#### THE REQUEST:
What follows are records. Restate all of them word for word.

#### DATA LISTING:

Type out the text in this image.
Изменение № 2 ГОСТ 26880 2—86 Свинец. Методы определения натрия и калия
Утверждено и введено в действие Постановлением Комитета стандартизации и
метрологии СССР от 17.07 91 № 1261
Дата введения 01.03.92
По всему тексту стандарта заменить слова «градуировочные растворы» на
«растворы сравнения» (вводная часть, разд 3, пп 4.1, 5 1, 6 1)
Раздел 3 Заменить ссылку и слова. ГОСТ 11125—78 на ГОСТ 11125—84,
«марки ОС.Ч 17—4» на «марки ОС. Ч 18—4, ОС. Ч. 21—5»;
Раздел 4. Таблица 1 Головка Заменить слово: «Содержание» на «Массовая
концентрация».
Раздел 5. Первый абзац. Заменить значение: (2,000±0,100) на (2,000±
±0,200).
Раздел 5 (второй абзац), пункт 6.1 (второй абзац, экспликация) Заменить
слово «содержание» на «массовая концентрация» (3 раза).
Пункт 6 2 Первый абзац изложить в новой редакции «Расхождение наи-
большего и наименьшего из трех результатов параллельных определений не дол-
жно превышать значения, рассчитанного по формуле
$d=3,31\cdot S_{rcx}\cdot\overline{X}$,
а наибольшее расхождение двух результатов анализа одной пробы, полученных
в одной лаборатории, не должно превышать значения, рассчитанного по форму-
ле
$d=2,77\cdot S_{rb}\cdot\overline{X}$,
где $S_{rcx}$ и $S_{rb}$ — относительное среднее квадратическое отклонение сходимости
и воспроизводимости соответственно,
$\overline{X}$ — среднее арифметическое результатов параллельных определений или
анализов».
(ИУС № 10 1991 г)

#### SOLUTION TO THIS EXERCISE:
Type out the text in this image.
Изменение № 2 ГОСТ 26880 2—86 Свинец. Методы определения натрия и калия
Утверждено и введено в действие Постановлением Комитета стандартизации и
метрологии СССР от 17.07 91 № 1261
Дата введения 01.03.92
По всему тексту стандарта заменить слова «градуировочные растворы» на
«растворы сравнения» (вводная часть, разд 3, пп 4.1, 5 1, 6 1)
Раздел 3 Заменить ссылку и слова. ГОСТ 11125—78 на ГОСТ 11125—84,
«марки ОС.Ч 17—4» на «марки ОС. Ч 18—4, ОС. Ч. 21—5»;
Раздел 4. Таблица 1 Головка Заменить слово: «Содержание» на «Массовая
концентрация».
Раздел 5. Первый абзац. Заменить значение: (2,000±0,100) на (2,000±
±0,200).
Раздел 5 (второй абзац), пункт 6.1 (второй абзац, экспликация) Заменить
слово «содержание» на «массовая концентрация» (3 раза).
Пункт 6 2 Первый абзац изложить в новой редакции «Расхождение наи-
большего и наименьшего из трех результатов параллельных определений не дол-
жно превышать значения, рассчитанного по формуле
$d=3,31\cdot S_{rcx}\cdot\overline{X}$,
а наибольшее расхождение двух результатов анализа одной пробы, полученных
в одной лаборатории, не должно превышать значения, рассчитанного по форму-
ле
$d=2,77\cdot S_{rb}\cdot\overline{X}$,
где $S_{rcx}$ и $S_{rb}$ — относительное среднее квадратическое отклонение сходимости
и воспроизводимости соответственно,
$\overline{X}$ — среднее арифметическое результатов параллельных определений или
анализов».
(ИУС № 10 1991 г)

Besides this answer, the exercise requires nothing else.